§ DOCUMENT SEGMENT:
Wednesday, September 4, 2013

Parenting Teenagers: Using harsh verbal discipline with teens is detrimental

Many American parents yell or shout at their teenagers. A new longitudinal study has found that using such harsh verbal discipline in early adolescence can be harmful to teens later.

Instead of minimizing teens' problematic or unwanted behaviour, harsh verbal discipline may actually aggravate it.

Ming-Te Wang
The study, from researchers at the University of Pittsburgh and the University of Michigan, appears in the journal Child Development.

Harsh verbal discipline happens when parents use psychological force to cause a child to experience emotional pain or discomfort in an effort to correct or control behaviour.

It can vary in severity from yelling and shouting at a child to insulting and using words to humiliate.

Many parents shift from physical to verbal discipline as their children enter adolescence, and harsh verbal discipline is not uncommon.

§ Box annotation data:

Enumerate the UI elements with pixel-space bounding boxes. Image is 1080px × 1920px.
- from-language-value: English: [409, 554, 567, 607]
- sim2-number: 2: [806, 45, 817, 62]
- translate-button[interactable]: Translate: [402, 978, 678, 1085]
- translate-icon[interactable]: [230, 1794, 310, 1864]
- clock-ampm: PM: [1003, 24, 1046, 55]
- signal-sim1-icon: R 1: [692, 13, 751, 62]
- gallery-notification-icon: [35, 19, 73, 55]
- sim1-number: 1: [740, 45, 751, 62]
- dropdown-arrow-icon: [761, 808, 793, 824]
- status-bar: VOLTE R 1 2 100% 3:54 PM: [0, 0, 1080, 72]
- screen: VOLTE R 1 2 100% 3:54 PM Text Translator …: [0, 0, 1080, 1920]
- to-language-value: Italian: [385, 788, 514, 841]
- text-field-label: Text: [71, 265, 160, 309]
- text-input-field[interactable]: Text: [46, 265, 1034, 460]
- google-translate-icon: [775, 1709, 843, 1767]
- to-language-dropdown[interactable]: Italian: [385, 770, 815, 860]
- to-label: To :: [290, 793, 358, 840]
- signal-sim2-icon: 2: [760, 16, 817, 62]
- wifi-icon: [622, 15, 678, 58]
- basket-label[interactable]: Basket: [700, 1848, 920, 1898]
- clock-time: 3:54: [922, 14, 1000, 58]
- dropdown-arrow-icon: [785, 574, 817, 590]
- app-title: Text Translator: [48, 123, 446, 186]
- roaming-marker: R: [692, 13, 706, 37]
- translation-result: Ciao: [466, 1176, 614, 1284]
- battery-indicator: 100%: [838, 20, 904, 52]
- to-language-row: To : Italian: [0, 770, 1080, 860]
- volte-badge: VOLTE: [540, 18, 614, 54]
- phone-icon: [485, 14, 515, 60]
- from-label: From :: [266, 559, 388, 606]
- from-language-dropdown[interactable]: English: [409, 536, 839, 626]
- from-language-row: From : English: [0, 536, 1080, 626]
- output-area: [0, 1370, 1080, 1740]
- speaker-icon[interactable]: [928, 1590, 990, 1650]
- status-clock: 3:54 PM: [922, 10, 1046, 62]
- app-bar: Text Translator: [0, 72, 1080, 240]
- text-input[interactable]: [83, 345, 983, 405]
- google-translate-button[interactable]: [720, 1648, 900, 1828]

§ WHAT IS ASKED: Please repeat the whole article on harsh verbal discipline with teens, word for word.

§ RESULT:
Wednesday, September 4, 2013

Parenting Teenagers: Using harsh verbal discipline with teens is detrimental

Many American parents yell or shout at their teenagers. A new longitudinal study has found that using such harsh verbal discipline in early adolescence can be harmful to teens later.

Instead of minimizing teens' problematic or unwanted behaviour, harsh verbal discipline may actually aggravate it.

Ming-Te Wang
The study, from researchers at the University of Pittsburgh and the University of Michigan, appears in the journal Child Development.

Harsh verbal discipline happens when parents use psychological force to cause a child to experience emotional pain or discomfort in an effort to correct or control behaviour.

It can vary in severity from yelling and shouting at a child to insulting and using words to humiliate.

Many parents shift from physical to verbal discipline as their children enter adolescence, and harsh verbal discipline is not uncommon.